Instructions to follow:
Copy out the complete listing, word for word.

Input rows:
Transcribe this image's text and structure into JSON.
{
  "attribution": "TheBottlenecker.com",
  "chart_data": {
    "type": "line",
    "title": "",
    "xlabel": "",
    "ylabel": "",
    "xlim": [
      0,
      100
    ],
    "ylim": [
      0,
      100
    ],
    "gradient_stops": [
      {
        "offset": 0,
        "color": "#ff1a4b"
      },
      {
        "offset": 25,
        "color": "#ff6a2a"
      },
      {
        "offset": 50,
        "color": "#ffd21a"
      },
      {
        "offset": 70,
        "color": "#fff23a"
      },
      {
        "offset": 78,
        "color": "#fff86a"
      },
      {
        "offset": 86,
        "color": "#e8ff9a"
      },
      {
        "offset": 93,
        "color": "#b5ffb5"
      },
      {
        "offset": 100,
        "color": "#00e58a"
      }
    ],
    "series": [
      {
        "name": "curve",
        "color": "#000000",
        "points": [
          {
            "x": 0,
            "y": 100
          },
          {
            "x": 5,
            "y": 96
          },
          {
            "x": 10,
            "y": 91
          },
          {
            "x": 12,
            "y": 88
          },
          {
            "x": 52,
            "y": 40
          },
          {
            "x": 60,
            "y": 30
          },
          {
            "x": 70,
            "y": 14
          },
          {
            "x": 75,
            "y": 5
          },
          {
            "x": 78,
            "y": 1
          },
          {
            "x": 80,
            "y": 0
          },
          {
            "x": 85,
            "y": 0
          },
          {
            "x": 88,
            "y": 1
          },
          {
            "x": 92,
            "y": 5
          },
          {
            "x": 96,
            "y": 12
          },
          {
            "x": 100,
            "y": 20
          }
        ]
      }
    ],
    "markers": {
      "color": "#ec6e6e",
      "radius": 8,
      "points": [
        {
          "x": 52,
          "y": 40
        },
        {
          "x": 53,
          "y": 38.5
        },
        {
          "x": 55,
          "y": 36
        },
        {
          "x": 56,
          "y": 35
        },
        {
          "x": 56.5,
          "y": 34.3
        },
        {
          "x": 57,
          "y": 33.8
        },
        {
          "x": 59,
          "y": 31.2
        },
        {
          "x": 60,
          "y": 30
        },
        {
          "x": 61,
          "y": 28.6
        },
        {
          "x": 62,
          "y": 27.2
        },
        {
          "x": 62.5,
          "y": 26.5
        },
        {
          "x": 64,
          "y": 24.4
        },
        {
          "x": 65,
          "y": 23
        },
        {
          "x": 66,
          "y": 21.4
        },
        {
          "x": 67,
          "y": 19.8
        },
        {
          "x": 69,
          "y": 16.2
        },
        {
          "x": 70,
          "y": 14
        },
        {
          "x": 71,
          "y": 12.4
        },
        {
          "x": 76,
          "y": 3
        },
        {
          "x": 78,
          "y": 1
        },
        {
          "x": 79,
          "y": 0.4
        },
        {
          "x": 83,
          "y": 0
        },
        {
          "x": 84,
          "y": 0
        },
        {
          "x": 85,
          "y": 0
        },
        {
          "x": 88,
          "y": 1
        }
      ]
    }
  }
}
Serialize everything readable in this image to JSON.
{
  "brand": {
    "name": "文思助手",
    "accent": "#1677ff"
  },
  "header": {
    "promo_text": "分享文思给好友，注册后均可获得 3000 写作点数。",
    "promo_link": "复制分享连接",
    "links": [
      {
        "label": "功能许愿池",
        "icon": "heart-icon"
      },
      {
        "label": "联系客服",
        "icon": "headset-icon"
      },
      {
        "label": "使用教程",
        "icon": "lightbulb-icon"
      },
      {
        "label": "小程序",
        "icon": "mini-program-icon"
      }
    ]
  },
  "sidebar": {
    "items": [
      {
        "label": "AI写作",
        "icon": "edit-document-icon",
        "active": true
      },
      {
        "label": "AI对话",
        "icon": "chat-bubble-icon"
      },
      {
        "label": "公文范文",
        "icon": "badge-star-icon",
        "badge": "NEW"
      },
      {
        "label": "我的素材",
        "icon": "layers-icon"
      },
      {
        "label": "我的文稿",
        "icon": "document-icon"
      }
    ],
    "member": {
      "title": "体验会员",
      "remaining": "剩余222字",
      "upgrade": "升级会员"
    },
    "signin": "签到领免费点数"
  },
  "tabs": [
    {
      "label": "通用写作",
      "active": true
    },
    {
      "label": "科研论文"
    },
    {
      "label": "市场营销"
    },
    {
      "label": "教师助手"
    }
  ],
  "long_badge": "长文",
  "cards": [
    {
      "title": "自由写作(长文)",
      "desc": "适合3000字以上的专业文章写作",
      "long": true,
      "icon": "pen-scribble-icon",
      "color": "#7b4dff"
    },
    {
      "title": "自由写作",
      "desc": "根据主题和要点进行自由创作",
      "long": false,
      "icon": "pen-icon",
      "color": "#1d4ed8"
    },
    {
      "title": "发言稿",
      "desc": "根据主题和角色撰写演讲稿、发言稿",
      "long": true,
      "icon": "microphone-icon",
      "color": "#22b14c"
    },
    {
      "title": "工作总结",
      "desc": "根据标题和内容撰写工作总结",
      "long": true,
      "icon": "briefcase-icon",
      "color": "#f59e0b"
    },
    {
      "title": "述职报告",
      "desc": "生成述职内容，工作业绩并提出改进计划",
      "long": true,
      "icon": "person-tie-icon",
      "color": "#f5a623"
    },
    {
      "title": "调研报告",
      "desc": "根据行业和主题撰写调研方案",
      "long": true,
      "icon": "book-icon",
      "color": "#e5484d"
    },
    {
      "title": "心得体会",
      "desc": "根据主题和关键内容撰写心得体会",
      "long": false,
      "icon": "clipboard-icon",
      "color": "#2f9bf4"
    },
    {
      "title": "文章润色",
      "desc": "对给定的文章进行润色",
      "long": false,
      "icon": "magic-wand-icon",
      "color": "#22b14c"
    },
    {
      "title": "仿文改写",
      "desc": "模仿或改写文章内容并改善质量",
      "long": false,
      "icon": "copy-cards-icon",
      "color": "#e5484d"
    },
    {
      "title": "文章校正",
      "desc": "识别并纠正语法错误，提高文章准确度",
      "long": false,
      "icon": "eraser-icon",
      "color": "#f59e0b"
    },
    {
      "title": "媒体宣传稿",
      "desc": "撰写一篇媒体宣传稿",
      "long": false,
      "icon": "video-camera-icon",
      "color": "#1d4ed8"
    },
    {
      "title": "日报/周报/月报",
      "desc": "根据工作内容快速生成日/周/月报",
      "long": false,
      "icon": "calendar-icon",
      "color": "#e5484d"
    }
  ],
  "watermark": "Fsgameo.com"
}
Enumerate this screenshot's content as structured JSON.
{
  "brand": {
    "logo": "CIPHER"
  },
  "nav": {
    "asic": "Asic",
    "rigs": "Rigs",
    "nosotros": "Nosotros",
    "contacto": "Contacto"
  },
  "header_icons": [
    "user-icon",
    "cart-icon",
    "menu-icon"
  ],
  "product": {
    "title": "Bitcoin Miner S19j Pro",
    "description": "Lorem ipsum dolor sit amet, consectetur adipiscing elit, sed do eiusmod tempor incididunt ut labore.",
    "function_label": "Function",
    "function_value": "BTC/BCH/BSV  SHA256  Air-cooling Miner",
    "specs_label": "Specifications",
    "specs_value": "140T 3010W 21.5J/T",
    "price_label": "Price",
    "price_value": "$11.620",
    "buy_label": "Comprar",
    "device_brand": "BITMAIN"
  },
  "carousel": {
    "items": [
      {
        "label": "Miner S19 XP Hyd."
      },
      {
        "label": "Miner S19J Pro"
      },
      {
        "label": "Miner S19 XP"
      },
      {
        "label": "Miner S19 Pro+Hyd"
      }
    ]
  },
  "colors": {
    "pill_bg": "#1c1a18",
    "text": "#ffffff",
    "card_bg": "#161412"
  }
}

Output:
Transcribe this image's text and structure into JSON.
{
  "attribution": "TheBottlenecker.com",
  "chart_data": {
    "type": "line",
    "title": "",
    "xlabel": "",
    "ylabel": "",
    "xlim": [
      0,
      100
    ],
    "ylim": [
      0,
      100
    ],
    "gradient_stops": [
      {
        "offset": 0,
        "color": "#ff1a4b"
      },
      {
        "offset": 25,
        "color": "#ff6a2a"
      },
      {
        "offset": 50,
        "color": "#ffd21a"
      },
      {
        "offset": 70,
        "color": "#fff23a"
      },
      {
        "offset": 78,
        "color": "#fff86a"
      },
      {
        "offset": 86,
        "color": "#e8ff9a"
      },
      {
        "offset": 93,
        "color": "#b5ffb5"
      },
      {
        "offset": 100,
        "color": "#00e58a"
      }
    ],
    "series": [
      {
        "name": "curve",
        "color": "#000000",
        "points": [
          {
            "x": 0,
            "y": 100
          },
          {
            "x": 5,
            "y": 96
          },
          {
            "x": 10,
            "y": 91
          },
          {
            "x": 12,
            "y": 88
          },
          {
            "x": 52,
            "y": 40
          },
          {
            "x": 60,
            "y": 30
          },
          {
            "x": 70,
            "y": 14
          },
          {
            "x": 75,
            "y": 5
          },
          {
            "x": 78,
            "y": 1
          },
          {
            "x": 80,
            "y": 0
          },
          {
            "x": 85,
            "y": 0
          },
          {
            "x": 88,
            "y": 1
          },
          {
            "x": 92,
            "y": 5
          },
          {
            "x": 96,
            "y": 12
          },
          {
            "x": 100,
            "y": 20
          }
        ]
      }
    ],
    "markers": {
      "color": "#ec6e6e",
      "radius": 8,
      "points": [
        {
          "x": 52,
          "y": 40
        },
        {
          "x": 53,
          "y": 38.5
        },
        {
          "x": 55,
          "y": 36
        },
        {
          "x": 56,
          "y": 35
        },
        {
          "x": 56.5,
          "y": 34.3
        },
        {
          "x": 57,
          "y": 33.8
        },
        {
          "x": 59,
          "y": 31.2
        },
        {
          "x": 60,
          "y": 30
        },
        {
          "x": 61,
          "y": 28.6
        },
        {
          "x": 62,
          "y": 27.2
        },
        {
          "x": 62.5,
          "y": 26.5
        },
        {
          "x": 64,
          "y": 24.4
        },
        {
          "x": 65,
          "y": 23
        },
        {
          "x": 66,
          "y": 21.4
        },
        {
          "x": 67,
          "y": 19.8
        },
        {
          "x": 69,
          "y": 16.2
        },
        {
          "x": 70,
          "y": 14
        },
        {
          "x": 71,
          "y": 12.4
        },
        {
          "x": 76,
          "y": 3
        },
        {
          "x": 78,
          "y": 1
        },
        {
          "x": 79,
          "y": 0.4
        },
        {
          "x": 83,
          "y": 0
        },
        {
          "x": 84,
          "y": 0
        },
        {
          "x": 85,
          "y": 0
        },
        {
          "x": 88,
          "y": 1
        }
      ]
    }
  }
}
Serialize everything readable in this image to JSON.
{
  "brand": {
    "name": "文思助手",
    "accent": "#1677ff"
  },
  "header": {
    "promo_text": "分享文思给好友，注册后均可获得 3000 写作点数。",
    "promo_link": "复制分享连接",
    "links": [
      {
        "label": "功能许愿池",
        "icon": "heart-icon"
      },
      {
        "label": "联系客服",
        "icon": "headset-icon"
      },
      {
        "label": "使用教程",
        "icon": "lightbulb-icon"
      },
      {
        "label": "小程序",
        "icon": "mini-program-icon"
      }
    ]
  },
  "sidebar": {
    "items": [
      {
        "label": "AI写作",
        "icon": "edit-document-icon",
        "active": true
      },
      {
        "label": "AI对话",
        "icon": "chat-bubble-icon"
      },
      {
        "label": "公文范文",
        "icon": "badge-star-icon",
        "badge": "NEW"
      },
      {
        "label": "我的素材",
        "icon": "layers-icon"
      },
      {
        "label": "我的文稿",
        "icon": "document-icon"
      }
    ],
    "member": {
      "title": "体验会员",
      "remaining": "剩余222字",
      "upgrade": "升级会员"
    },
    "signin": "签到领免费点数"
  },
  "tabs": [
    {
      "label": "通用写作",
      "active": true
    },
    {
      "label": "科研论文"
    },
    {
      "label": "市场营销"
    },
    {
      "label": "教师助手"
    }
  ],
  "long_badge": "长文",
  "cards": [
    {
      "title": "自由写作(长文)",
      "desc": "适合3000字以上的专业文章写作",
      "long": true,
      "icon": "pen-scribble-icon",
      "color": "#7b4dff"
    },
    {
      "title": "自由写作",
      "desc": "根据主题和要点进行自由创作",
      "long": false,
      "icon": "pen-icon",
      "color": "#1d4ed8"
    },
    {
      "title": "发言稿",
      "desc": "根据主题和角色撰写演讲稿、发言稿",
      "long": true,
      "icon": "microphone-icon",
      "color": "#22b14c"
    },
    {
      "title": "工作总结",
      "desc": "根据标题和内容撰写工作总结",
      "long": true,
      "icon": "briefcase-icon",
      "color": "#f59e0b"
    },
    {
      "title": "述职报告",
      "desc": "生成述职内容，工作业绩并提出改进计划",
      "long": true,
      "icon": "person-tie-icon",
      "color": "#f5a623"
    },
    {
      "title": "调研报告",
      "desc": "根据行业和主题撰写调研方案",
      "long": true,
      "icon": "book-icon",
      "color": "#e5484d"
    },
    {
      "title": "心得体会",
      "desc": "根据主题和关键内容撰写心得体会",
      "long": false,
      "icon": "clipboard-icon",
      "color": "#2f9bf4"
    },
    {
      "title": "文章润色",
      "desc": "对给定的文章进行润色",
      "long": false,
      "icon": "magic-wand-icon",
      "color": "#22b14c"
    },
    {
      "title": "仿文改写",
      "desc": "模仿或改写文章内容并改善质量",
      "long": false,
      "icon": "copy-cards-icon",
      "color": "#e5484d"
    },
    {
      "title": "文章校正",
      "desc": "识别并纠正语法错误，提高文章准确度",
      "long": false,
      "icon": "eraser-icon",
      "color": "#f59e0b"
    },
    {
      "title": "媒体宣传稿",
      "desc": "撰写一篇媒体宣传稿",
      "long": false,
      "icon": "video-camera-icon",
      "color": "#1d4ed8"
    },
    {
      "title": "日报/周报/月报",
      "desc": "根据工作内容快速生成日/周/月报",
      "long": false,
      "icon": "calendar-icon",
      "color": "#e5484d"
    }
  ],
  "watermark": "Fsgameo.com"
}
Enumerate this screenshot's content as structured JSON.
{
  "brand": {
    "logo": "CIPHER"
  },
  "nav": {
    "asic": "Asic",
    "rigs": "Rigs",
    "nosotros": "Nosotros",
    "contacto": "Contacto"
  },
  "header_icons": [
    "user-icon",
    "cart-icon",
    "menu-icon"
  ],
  "product": {
    "title": "Bitcoin Miner S19j Pro",
    "description": "Lorem ipsum dolor sit amet, consectetur adipiscing elit, sed do eiusmod tempor incididunt ut labore.",
    "function_label": "Function",
    "function_value": "BTC/BCH/BSV  SHA256  Air-cooling Miner",
    "specs_label": "Specifications",
    "specs_value": "140T 3010W 21.5J/T",
    "price_label": "Price",
    "price_value": "$11.620",
    "buy_label": "Comprar",
    "device_brand": "BITMAIN"
  },
  "carousel": {
    "items": [
      {
        "label": "Miner S19 XP Hyd."
      },
      {
        "label": "Miner S19J Pro"
      },
      {
        "label": "Miner S19 XP"
      },
      {
        "label": "Miner S19 Pro+Hyd"
      }
    ]
  },
  "colors": {
    "pill_bg": "#1c1a18",
    "text": "#ffffff",
    "card_bg": "#161412"
  }
}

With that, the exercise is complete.